* REQUIREMENTS *
[1] In the forum thread on "Faerie in the West," what fault does the quoted passage say the Wood-elves might have?
[2] Carry on the forum thread about "Faerie in the West" from its last post.
---------- PAGE EXTRACT
# 'Faerie in the West' [Merged]



## Beorn (Nov 22, 2002)

*'Faerie in the West'*



> The feasting people were Wood-elves, of course. These are not wicked folk. If they have a fault it is distrust of strangers. Though their magic was strong, even in those days they were wary. They differed from the High Elves of the West, and were more dangerous and less wise. For most of them (together with their scattered relations in the halls and mountains) were descended from *the ancient tribes that never went to Faerie in the West.* There the Light-elves and the Deep-elves and the Sea-elves went and lived for ages, and grew fairer and wiser and more learned, and invented their magic and their cunning craft in the making of beautiful and marvellous things, before some came back into the Wide World.



Do you suppose Faerie means Valinor? Tolkien started working on The Silmarillion way before The Hobbit...and Valinor is mentioned in the very beginning of The Silmarillion, as well throughout it....


----------



## Anamatar IV (Nov 22, 2002)

maybe thats the faerie that the elves would take to Valinor. I dunno really.
--------------------
---------- LISTED ENTRIES
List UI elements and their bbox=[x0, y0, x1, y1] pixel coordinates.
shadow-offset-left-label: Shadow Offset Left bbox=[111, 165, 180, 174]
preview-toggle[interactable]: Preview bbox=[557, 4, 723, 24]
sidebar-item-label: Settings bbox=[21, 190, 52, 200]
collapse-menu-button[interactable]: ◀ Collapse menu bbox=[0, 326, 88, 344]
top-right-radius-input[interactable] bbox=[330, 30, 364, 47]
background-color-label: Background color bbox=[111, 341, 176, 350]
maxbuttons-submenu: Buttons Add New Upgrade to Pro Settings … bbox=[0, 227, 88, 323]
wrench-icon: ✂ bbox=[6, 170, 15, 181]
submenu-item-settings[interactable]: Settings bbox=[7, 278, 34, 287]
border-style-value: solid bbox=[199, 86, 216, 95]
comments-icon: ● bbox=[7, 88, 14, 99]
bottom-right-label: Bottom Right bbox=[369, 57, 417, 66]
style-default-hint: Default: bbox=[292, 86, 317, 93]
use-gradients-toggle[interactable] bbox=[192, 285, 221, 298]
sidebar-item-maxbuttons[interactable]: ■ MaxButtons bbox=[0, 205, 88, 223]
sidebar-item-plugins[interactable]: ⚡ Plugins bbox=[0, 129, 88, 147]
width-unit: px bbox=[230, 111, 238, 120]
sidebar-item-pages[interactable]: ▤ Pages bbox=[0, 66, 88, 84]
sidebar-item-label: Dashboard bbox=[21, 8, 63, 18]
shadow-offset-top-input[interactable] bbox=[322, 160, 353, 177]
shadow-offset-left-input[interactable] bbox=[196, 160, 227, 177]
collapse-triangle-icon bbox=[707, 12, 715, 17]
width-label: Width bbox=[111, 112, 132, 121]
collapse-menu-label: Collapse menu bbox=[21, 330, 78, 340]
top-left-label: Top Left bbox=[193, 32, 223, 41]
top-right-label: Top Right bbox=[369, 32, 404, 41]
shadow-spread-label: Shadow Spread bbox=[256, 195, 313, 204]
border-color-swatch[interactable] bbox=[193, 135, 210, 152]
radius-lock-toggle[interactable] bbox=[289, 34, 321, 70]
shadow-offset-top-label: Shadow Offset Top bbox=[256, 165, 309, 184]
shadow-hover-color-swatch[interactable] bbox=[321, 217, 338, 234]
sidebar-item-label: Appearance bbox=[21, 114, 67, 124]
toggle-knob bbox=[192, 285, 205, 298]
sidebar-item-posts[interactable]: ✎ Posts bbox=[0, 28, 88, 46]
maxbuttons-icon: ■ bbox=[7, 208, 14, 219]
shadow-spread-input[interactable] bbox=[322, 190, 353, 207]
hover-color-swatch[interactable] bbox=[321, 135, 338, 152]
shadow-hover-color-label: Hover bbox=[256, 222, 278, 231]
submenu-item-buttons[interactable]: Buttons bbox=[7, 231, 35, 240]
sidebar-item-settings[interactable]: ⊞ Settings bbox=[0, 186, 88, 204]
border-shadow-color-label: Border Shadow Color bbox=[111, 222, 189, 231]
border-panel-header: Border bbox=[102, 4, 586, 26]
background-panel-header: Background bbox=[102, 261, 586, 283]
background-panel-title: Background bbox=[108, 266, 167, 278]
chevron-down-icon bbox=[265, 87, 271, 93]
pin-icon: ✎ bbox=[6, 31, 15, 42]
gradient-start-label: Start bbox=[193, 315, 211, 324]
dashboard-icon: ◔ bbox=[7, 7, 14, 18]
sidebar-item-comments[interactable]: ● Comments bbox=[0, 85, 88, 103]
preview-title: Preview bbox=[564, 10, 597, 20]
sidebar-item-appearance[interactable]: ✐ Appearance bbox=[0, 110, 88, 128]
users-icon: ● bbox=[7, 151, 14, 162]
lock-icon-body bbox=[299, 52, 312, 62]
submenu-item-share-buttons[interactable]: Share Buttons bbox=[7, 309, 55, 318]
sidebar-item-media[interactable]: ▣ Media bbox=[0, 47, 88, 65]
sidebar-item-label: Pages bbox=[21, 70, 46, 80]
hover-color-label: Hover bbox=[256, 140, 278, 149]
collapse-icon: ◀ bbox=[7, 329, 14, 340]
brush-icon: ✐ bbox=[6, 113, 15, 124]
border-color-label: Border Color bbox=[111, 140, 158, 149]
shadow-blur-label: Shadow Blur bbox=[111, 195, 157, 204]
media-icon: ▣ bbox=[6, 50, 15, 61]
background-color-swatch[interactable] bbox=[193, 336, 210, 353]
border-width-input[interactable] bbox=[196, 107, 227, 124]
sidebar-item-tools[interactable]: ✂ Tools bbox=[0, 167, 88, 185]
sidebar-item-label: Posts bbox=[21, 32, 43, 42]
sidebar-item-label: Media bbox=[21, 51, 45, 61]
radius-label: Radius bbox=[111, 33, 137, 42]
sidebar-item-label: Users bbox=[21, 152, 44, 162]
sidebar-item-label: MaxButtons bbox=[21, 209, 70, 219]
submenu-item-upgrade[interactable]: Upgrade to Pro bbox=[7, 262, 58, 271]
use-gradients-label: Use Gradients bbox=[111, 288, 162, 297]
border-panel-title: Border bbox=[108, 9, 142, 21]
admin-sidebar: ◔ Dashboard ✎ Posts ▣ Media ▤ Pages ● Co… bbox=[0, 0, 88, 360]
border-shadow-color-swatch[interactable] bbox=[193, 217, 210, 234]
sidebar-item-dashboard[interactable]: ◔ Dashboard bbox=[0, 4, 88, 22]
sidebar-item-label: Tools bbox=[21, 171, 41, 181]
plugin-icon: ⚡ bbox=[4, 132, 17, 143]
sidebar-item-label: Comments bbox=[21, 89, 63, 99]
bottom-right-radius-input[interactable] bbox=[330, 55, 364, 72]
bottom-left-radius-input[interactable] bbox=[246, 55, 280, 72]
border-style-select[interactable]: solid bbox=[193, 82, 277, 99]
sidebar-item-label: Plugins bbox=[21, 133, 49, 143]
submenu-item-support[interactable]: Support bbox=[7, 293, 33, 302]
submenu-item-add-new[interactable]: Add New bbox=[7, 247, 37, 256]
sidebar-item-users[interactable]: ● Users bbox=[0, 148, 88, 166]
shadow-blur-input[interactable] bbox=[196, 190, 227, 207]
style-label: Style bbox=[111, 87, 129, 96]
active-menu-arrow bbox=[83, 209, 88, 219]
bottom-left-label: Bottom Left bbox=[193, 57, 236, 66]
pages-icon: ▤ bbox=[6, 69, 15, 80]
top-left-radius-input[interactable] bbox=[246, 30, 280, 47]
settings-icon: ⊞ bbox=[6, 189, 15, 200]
--------------------
* RESPONSES FOR EACH TASK *
[1] Distrust of strangers.

[2]
----------



## Maeglin (Nov 22, 2002)

I think it definitely refers to Valinor. I mean it just makes logical sense, it talks about the 3 Elvish Tribes that left for Valinor in the First Age(I can't remeber all of the names right now, Teleri, something, and something, its been a while since I've read the Sil) but we know that a bunch of them stayed behind and dwelt in the forests and became known as the Sindarin Elves or something like that, and the Mirkwood Elves are their descendants from what I can infer.


----------



## Anamatar IV (Nov 27, 2002)

I found it. Its an island for the elves I guess. If youll look at this map of Arda in the first age it shows in the west Isand ferry for the elves

http://members.tripod.com/john.ohara/Arda_1stAge.htm


----------



## Ithrynluin (Nov 28, 2002)

Anamatar,I think you are confusing the words "faerie" and "ferry".
The former probably alludes to Valinor while the latter pertains to the island that transported the Elves to Valinor.


----------



## Anamatar IV (Nov 28, 2002)

*sigh* Youre ALWAYS there to prove me wrogn arent you?

Well I was close.


----------



## Ithrynluin (Nov 28, 2002)

> _Originally posted by Anamatar IV _
> **sigh* Youre ALWAYS there to prove me wrogn arent you?
> 
> Well I was close. *



Yes sorry about that.Hopefully some day you'll prove me wrong in return.


----------



## Walter (Nov 28, 2002)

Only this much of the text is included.